→ **TASK TO CARRY OUT**
Copy every entry exactly.

(Data records)
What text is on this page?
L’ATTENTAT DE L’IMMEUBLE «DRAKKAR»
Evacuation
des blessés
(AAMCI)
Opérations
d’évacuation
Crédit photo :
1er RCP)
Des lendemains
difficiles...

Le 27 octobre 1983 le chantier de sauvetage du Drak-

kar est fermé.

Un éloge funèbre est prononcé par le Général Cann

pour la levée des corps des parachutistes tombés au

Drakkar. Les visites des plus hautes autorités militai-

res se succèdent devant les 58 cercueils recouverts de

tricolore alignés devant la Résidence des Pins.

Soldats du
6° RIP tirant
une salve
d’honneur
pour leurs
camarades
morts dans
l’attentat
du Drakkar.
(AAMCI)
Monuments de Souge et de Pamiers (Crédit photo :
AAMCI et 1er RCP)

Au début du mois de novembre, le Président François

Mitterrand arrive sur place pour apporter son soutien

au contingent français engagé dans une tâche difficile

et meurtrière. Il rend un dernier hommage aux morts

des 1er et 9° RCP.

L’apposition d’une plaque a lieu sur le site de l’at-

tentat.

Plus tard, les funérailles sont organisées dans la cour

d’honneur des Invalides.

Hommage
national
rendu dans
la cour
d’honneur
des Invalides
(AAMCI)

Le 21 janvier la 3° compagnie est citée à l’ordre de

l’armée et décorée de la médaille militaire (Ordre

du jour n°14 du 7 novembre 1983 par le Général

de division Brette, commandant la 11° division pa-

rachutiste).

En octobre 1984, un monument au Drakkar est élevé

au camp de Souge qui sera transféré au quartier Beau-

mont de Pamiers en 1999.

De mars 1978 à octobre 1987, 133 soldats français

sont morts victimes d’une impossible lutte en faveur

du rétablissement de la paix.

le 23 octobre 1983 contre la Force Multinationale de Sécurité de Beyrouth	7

→ **THE OUTPUT**
What text is on this page?
L’ATTENTAT DE L’IMMEUBLE «DRAKKAR»
Evacuation
des blessés
(AAMCI)
Opérations
d’évacuation
Crédit photo :
1er RCP)
Des lendemains
difficiles...

Le 27 octobre 1983 le chantier de sauvetage du Drak-

kar est fermé.

Un éloge funèbre est prononcé par le Général Cann

pour la levée des corps des parachutistes tombés au

Drakkar. Les visites des plus hautes autorités militai-

res se succèdent devant les 58 cercueils recouverts de

tricolore alignés devant la Résidence des Pins.

Soldats du
6° RIP tirant
une salve
d’honneur
pour leurs
camarades
morts dans
l’attentat
du Drakkar.
(AAMCI)
Monuments de Souge et de Pamiers (Crédit photo :
AAMCI et 1er RCP)

Au début du mois de novembre, le Président François

Mitterrand arrive sur place pour apporter son soutien

au contingent français engagé dans une tâche difficile

et meurtrière. Il rend un dernier hommage aux morts

des 1er et 9° RCP.

L’apposition d’une plaque a lieu sur le site de l’at-

tentat.

Plus tard, les funérailles sont organisées dans la cour

d’honneur des Invalides.

Hommage
national
rendu dans
la cour
d’honneur
des Invalides
(AAMCI)

Le 21 janvier la 3° compagnie est citée à l’ordre de

l’armée et décorée de la médaille militaire (Ordre

du jour n°14 du 7 novembre 1983 par le Général

de division Brette, commandant la 11° division pa-

rachutiste).

En octobre 1984, un monument au Drakkar est élevé

au camp de Souge qui sera transféré au quartier Beau-

mont de Pamiers en 1999.

De mars 1978 à octobre 1987, 133 soldats français

sont morts victimes d’une impossible lutte en faveur

du rétablissement de la paix.

le 23 octobre 1983 contre la Force Multinationale de Sécurité de Beyrouth	7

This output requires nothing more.